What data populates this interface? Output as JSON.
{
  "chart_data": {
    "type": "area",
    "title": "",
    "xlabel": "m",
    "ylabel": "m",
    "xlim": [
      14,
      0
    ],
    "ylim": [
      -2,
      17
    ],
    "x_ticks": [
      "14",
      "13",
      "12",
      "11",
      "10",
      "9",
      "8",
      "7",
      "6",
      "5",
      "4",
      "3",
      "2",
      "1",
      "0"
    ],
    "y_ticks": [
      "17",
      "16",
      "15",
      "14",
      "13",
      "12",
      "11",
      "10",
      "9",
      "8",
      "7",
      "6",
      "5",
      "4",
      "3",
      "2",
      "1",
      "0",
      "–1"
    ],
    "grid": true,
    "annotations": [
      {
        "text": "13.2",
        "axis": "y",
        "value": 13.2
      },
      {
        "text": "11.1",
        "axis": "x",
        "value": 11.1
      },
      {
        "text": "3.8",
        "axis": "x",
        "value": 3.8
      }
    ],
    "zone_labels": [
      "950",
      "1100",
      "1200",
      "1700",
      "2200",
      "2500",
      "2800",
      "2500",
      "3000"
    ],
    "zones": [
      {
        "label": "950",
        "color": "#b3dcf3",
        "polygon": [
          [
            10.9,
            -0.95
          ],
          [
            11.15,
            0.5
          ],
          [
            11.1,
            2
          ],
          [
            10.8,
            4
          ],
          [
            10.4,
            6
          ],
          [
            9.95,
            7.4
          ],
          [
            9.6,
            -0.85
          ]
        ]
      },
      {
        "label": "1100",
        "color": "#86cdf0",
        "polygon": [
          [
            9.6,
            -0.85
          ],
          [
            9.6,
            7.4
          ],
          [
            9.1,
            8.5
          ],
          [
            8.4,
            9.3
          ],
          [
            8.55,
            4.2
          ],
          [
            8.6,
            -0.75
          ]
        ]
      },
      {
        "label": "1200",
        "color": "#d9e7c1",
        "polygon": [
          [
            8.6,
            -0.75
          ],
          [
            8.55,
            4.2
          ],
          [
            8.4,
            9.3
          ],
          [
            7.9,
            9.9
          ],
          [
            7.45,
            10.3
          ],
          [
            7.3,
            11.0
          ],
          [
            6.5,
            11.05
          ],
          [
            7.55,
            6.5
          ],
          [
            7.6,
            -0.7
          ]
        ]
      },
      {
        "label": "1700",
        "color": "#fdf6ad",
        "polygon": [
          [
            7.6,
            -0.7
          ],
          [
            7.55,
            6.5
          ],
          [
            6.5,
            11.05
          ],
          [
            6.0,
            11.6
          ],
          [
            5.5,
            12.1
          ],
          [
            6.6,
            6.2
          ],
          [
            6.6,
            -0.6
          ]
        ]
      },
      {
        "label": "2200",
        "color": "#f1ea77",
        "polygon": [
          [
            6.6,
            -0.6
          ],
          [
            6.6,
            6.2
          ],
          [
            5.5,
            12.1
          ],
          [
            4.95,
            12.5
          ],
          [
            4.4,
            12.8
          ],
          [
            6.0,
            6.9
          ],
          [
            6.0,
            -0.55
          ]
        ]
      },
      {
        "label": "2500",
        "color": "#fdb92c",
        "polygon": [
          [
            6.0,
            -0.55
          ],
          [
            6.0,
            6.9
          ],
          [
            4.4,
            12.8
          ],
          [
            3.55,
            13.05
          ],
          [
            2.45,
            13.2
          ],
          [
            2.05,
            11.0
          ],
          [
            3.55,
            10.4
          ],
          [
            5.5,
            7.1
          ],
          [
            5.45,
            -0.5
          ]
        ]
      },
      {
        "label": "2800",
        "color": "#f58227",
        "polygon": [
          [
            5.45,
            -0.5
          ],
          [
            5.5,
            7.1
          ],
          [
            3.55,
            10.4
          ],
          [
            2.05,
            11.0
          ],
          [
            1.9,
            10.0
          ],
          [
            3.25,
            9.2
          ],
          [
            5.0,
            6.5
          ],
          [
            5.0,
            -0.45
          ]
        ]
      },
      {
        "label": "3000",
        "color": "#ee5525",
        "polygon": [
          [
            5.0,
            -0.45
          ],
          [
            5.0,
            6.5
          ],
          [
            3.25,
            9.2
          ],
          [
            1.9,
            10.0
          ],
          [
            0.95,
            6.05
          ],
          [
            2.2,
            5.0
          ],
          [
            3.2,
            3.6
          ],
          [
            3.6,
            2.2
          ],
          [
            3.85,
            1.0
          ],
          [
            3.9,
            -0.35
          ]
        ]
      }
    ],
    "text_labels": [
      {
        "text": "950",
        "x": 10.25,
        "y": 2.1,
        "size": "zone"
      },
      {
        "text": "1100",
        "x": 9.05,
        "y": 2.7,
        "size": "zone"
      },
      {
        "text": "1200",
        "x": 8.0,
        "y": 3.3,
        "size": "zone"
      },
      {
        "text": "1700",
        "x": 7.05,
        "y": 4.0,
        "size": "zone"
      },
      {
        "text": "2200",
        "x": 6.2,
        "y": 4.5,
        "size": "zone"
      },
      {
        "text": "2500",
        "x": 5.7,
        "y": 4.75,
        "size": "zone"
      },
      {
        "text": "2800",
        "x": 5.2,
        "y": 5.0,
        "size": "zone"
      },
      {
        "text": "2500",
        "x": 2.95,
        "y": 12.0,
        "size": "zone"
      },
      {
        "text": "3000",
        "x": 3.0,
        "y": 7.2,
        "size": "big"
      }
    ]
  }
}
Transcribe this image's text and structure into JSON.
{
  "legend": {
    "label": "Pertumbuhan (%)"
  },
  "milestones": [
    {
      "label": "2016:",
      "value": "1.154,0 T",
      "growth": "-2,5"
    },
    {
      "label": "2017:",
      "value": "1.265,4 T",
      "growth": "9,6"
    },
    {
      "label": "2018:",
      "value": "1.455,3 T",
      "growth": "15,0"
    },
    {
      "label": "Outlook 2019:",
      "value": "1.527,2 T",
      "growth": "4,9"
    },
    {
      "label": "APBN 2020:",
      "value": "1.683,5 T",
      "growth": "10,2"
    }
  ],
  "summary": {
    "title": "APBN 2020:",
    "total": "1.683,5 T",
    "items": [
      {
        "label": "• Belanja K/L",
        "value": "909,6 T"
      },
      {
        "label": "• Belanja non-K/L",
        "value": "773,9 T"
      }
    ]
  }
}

───

● **Goal**: Report how many lines of the listing above include the word "JSON". Say nothing but the number.

● **Correct answer**: 2